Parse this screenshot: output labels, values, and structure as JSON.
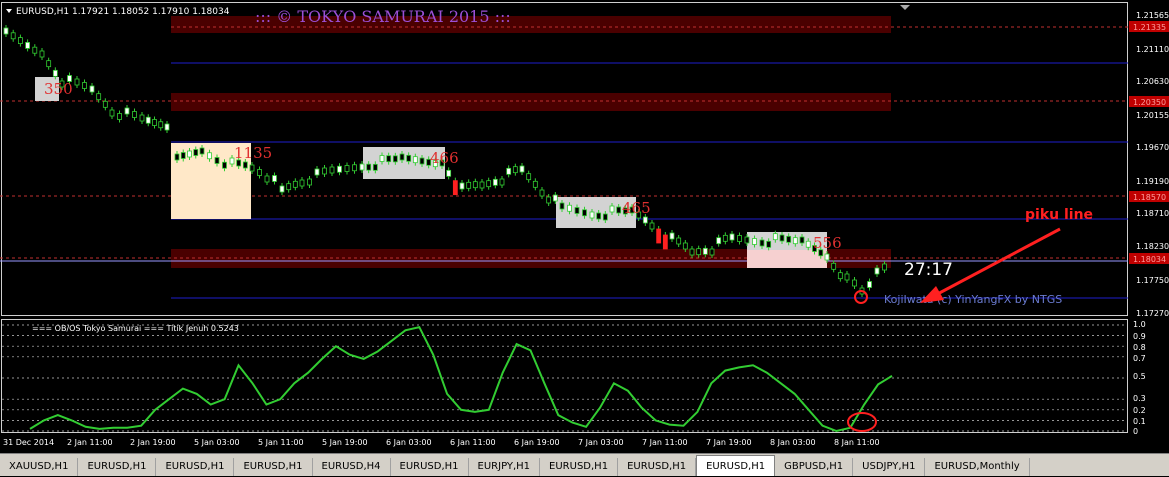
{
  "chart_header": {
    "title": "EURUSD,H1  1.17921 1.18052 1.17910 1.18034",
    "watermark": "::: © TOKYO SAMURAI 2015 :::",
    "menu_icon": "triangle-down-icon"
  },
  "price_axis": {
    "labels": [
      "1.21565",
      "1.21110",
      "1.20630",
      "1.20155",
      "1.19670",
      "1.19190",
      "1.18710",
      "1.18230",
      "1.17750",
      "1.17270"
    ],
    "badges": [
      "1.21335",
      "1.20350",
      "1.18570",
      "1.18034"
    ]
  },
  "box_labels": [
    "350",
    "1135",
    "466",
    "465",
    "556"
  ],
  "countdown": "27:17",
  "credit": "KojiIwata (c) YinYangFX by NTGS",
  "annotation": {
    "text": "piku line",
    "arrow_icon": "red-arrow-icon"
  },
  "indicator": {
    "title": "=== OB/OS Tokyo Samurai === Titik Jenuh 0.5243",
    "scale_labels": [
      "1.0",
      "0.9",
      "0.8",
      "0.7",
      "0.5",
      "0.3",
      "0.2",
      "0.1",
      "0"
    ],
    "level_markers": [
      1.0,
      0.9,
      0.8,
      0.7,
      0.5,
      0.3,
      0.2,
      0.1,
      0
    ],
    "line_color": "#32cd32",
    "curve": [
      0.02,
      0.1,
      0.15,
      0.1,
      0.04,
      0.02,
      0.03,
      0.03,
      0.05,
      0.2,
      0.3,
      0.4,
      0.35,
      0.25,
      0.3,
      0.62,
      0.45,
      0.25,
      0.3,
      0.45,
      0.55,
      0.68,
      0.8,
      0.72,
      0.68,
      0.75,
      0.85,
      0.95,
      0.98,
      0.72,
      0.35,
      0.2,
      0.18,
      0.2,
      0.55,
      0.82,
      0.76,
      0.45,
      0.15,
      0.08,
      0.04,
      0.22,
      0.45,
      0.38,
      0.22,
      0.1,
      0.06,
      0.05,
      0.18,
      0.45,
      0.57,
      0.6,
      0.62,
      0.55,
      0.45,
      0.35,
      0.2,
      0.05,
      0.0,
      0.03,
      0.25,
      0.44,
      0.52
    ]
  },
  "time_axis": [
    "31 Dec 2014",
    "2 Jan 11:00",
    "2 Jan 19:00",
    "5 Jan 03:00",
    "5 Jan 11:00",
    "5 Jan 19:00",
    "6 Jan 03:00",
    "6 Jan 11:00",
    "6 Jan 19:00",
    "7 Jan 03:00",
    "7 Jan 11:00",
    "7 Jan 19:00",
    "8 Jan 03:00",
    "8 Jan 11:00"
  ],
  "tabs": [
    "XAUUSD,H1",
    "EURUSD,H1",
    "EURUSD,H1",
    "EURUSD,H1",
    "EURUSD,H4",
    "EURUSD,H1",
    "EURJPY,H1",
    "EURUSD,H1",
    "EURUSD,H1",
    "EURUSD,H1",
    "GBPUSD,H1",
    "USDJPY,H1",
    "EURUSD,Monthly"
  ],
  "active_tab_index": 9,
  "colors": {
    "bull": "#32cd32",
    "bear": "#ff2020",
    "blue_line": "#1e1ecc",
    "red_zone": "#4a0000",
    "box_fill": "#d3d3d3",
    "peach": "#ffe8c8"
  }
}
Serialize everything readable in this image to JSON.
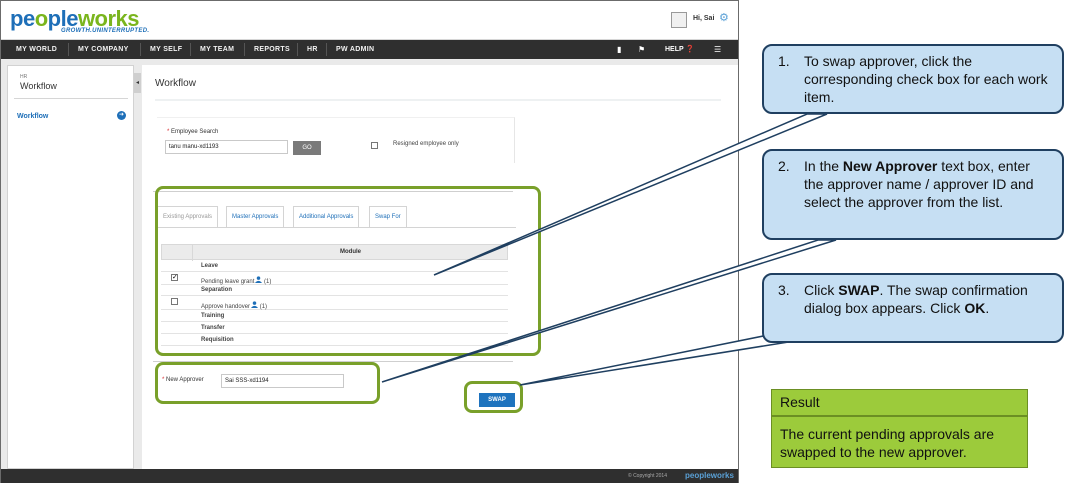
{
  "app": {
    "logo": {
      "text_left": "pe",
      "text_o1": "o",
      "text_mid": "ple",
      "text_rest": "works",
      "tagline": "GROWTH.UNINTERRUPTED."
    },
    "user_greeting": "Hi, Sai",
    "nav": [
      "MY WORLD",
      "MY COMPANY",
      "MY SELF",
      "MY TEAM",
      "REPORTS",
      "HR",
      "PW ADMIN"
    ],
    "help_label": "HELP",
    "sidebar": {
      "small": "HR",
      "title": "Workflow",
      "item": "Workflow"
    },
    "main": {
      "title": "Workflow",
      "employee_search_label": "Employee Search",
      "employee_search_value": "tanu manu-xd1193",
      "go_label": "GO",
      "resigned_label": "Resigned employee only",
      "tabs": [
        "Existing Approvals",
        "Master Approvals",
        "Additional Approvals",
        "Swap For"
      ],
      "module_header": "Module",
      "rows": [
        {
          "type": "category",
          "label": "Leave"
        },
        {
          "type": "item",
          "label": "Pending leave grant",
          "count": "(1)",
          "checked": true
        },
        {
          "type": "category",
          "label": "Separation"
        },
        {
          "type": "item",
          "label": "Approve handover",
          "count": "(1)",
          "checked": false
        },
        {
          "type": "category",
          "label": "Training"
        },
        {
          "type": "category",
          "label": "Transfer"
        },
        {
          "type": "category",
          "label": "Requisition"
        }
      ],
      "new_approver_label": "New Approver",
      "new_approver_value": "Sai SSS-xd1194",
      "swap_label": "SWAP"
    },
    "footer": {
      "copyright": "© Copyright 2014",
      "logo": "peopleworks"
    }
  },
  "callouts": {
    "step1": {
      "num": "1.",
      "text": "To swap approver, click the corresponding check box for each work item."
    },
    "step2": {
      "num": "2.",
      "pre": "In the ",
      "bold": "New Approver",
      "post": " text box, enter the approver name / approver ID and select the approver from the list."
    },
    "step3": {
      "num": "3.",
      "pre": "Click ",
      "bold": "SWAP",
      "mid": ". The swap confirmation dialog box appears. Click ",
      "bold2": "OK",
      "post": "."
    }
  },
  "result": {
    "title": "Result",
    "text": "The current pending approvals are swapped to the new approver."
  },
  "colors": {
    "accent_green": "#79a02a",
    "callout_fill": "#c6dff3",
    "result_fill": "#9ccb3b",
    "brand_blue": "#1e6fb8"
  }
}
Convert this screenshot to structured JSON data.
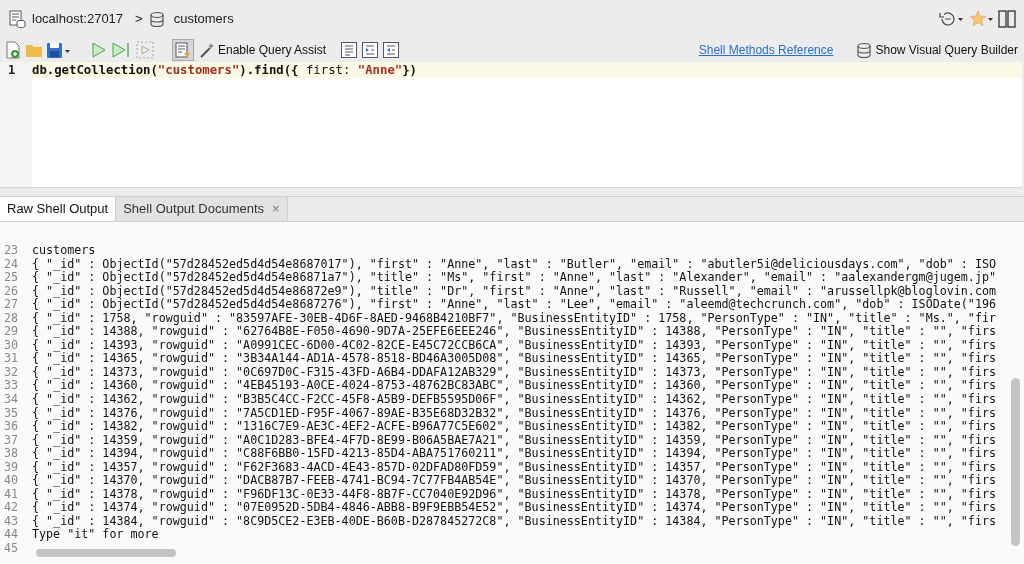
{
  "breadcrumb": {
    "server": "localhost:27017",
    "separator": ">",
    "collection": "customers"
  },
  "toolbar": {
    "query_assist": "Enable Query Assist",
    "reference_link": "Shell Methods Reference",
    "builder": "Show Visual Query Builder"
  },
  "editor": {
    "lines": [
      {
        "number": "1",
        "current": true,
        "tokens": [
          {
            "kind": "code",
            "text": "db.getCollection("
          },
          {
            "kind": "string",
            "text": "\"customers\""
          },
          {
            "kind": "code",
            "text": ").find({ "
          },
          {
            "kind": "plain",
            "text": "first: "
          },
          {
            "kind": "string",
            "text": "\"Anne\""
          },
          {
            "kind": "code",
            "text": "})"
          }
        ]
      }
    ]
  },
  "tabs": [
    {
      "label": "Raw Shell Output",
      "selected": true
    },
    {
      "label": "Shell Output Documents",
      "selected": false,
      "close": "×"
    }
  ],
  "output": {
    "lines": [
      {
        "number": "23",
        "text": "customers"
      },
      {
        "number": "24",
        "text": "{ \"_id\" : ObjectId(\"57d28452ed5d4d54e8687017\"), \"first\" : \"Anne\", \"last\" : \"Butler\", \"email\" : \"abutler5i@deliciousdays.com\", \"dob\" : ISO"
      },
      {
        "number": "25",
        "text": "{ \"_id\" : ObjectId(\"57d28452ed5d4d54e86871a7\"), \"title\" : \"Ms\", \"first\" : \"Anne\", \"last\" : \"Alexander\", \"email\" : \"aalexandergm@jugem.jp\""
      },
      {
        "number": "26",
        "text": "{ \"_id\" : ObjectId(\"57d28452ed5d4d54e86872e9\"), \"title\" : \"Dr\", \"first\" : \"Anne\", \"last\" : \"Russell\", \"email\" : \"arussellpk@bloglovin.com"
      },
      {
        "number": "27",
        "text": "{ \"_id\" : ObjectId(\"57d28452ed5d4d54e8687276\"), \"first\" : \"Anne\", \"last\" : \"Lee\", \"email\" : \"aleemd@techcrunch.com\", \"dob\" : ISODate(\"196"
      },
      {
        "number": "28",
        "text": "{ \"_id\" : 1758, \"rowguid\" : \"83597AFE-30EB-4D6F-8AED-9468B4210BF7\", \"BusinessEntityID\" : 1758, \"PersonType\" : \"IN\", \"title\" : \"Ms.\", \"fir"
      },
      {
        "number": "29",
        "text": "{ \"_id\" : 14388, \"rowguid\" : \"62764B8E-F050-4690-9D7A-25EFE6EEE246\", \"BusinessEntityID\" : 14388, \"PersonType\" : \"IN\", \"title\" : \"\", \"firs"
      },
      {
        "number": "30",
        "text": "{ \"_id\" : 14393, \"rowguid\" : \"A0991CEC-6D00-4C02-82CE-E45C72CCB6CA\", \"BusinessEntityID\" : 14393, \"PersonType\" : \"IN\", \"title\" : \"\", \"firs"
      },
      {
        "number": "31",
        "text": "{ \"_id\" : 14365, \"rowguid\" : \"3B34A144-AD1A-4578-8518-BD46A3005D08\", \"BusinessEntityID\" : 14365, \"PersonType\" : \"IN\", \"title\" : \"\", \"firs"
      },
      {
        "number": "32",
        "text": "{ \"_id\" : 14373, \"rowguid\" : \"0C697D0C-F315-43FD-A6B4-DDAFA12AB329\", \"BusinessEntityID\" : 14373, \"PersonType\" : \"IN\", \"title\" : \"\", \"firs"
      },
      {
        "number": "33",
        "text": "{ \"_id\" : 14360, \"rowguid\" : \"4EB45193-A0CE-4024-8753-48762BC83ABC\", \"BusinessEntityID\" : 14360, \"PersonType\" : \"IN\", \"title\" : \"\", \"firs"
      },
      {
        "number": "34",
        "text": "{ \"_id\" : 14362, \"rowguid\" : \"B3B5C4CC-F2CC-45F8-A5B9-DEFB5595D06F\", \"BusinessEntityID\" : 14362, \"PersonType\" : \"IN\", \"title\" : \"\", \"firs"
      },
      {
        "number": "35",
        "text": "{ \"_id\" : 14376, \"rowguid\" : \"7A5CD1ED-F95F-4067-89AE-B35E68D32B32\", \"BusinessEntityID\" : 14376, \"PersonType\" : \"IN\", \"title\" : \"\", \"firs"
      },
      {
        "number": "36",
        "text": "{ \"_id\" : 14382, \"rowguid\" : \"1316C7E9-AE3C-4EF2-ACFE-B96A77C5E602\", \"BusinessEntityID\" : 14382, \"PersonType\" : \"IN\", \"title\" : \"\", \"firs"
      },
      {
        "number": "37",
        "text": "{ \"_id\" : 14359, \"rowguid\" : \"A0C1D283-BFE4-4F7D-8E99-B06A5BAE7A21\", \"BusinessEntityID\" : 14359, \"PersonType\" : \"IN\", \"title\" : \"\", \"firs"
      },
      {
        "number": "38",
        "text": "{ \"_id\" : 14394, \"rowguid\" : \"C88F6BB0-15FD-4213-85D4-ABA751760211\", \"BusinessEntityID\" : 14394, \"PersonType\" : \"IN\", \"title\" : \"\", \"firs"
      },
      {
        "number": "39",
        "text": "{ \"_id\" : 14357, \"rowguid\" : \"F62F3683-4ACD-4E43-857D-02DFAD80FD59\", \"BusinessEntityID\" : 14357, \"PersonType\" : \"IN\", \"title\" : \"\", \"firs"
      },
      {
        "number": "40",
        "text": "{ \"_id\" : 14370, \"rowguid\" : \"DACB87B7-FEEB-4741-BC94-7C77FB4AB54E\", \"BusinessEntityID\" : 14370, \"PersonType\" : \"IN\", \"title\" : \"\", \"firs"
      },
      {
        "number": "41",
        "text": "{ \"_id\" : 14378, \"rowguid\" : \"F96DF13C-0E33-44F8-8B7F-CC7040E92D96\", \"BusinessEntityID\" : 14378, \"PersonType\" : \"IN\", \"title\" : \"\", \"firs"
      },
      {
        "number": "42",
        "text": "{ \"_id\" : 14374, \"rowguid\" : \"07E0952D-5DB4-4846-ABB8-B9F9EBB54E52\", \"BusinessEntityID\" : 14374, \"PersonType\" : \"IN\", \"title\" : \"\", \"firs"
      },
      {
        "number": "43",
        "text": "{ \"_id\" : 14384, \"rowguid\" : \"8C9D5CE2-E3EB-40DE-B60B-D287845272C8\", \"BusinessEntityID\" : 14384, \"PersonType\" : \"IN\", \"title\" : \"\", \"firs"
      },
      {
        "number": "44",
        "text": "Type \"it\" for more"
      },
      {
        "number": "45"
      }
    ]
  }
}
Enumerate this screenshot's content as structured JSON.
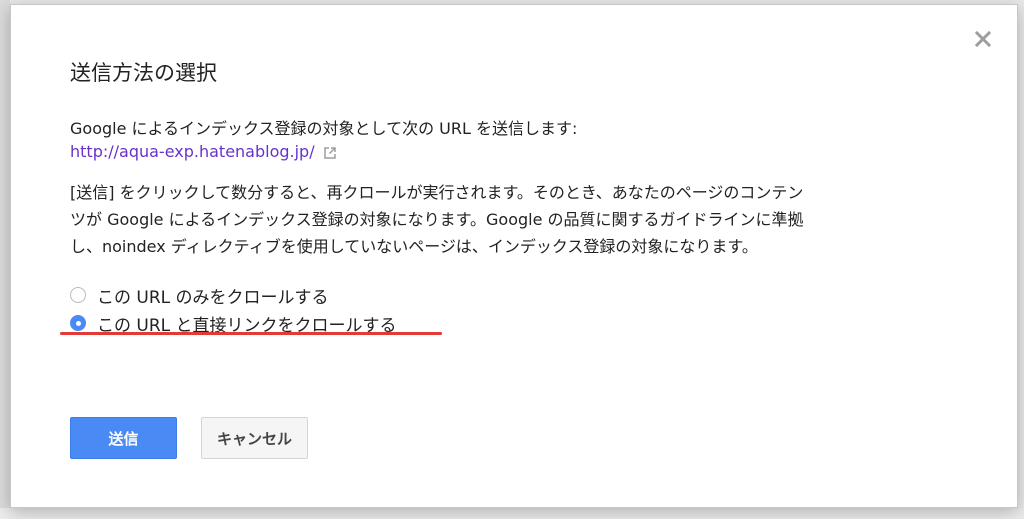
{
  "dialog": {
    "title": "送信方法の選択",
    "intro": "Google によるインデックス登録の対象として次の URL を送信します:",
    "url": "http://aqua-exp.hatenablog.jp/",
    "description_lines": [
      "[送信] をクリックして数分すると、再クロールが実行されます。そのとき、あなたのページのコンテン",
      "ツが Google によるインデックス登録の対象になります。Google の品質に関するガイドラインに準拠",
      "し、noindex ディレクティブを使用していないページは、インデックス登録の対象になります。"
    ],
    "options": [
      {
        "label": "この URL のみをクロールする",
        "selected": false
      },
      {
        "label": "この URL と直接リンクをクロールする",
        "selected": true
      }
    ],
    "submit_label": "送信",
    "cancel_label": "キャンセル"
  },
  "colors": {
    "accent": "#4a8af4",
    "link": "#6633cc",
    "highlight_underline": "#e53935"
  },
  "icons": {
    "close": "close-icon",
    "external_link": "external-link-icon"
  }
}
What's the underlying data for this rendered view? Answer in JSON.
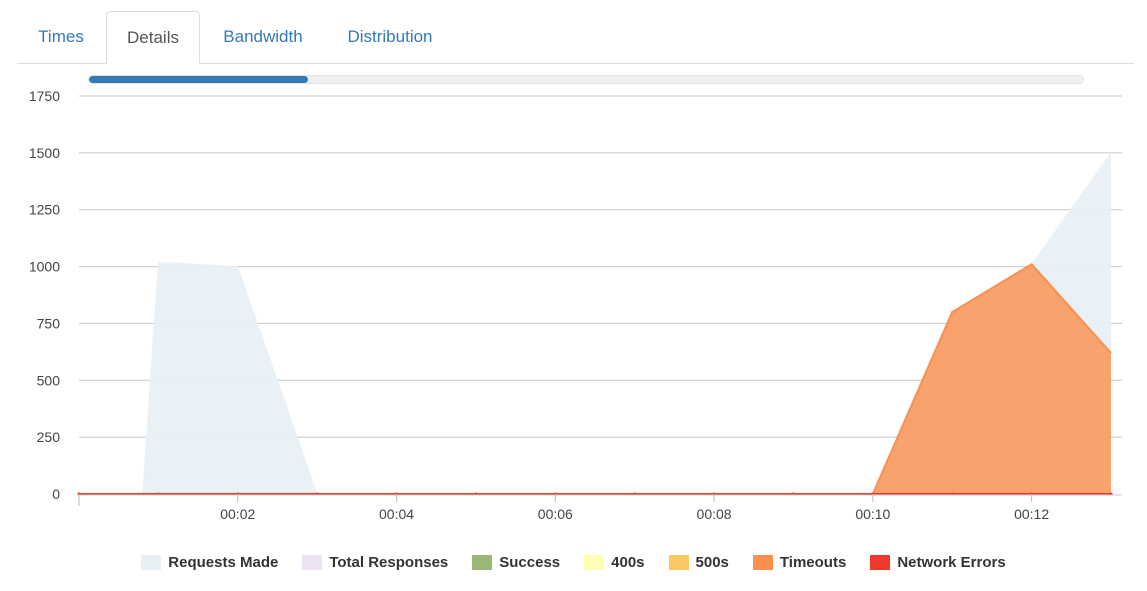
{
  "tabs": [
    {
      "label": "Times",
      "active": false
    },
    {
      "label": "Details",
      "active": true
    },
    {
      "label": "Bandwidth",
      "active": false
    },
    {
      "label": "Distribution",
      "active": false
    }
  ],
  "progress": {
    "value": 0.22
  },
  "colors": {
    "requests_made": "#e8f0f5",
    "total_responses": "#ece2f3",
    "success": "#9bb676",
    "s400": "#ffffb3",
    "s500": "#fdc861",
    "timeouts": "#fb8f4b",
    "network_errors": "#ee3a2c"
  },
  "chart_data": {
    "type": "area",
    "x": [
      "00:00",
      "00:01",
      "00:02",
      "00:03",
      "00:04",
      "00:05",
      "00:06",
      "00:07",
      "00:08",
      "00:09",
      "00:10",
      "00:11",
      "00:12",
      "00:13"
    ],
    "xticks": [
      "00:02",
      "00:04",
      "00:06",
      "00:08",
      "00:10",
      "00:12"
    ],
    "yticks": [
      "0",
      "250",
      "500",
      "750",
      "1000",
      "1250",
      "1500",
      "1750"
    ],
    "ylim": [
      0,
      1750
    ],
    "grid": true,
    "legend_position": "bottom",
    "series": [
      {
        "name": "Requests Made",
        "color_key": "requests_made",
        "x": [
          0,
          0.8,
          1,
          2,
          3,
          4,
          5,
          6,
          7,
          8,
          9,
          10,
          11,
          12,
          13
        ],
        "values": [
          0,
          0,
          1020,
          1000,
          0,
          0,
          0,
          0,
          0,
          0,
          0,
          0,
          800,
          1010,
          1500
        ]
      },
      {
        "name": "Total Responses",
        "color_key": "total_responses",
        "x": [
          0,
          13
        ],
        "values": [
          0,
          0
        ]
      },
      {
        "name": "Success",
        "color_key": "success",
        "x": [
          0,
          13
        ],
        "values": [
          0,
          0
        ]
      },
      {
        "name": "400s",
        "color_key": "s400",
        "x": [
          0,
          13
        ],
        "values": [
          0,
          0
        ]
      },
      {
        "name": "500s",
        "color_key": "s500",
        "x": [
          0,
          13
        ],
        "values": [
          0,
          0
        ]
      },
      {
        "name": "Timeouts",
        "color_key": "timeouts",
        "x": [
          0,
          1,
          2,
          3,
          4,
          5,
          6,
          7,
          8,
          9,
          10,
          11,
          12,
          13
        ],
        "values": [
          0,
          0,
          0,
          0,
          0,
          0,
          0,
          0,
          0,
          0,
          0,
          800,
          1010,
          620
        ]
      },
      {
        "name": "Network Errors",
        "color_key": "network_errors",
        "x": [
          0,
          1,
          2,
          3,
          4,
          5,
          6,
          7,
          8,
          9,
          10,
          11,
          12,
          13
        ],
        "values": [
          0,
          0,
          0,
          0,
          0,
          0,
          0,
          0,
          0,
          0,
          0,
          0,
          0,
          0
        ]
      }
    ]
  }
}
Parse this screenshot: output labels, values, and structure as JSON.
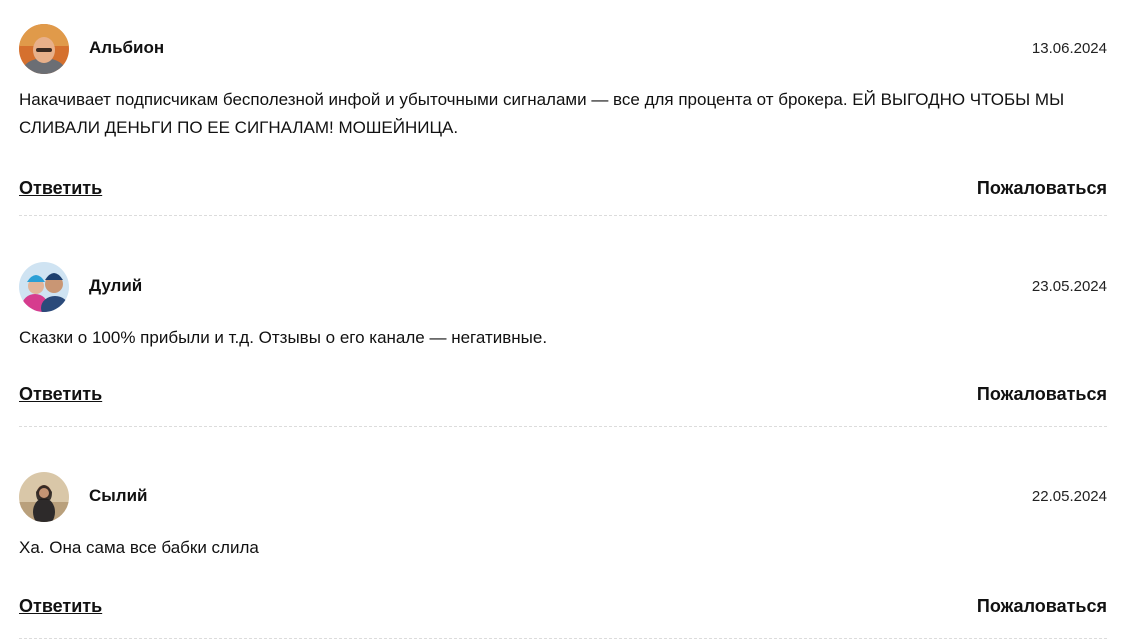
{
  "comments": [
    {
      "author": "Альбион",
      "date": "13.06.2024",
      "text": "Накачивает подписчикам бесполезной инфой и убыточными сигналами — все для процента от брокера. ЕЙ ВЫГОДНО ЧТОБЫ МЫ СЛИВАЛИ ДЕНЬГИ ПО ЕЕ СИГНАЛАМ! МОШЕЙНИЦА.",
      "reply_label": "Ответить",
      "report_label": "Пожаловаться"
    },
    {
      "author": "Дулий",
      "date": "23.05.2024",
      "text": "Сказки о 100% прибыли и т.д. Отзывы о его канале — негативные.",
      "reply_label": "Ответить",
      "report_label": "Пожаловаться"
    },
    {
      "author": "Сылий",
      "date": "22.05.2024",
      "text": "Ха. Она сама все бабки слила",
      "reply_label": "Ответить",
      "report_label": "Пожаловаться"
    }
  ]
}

========================================

Do this:
Go through the entries and return each line where the word "JSON" appears.

Result of this exercise:
Parse this screenshot: output labels, values, and structure as JSON.
Serialize everything readable in this image to JSON.
Convert this screenshot to structured JSON data.
Enumerate this screenshot's content as structured JSON.
What's the underlying data for this rendered view? Answer in JSON.
Parse this screenshot: output labels, values, and structure as JSON.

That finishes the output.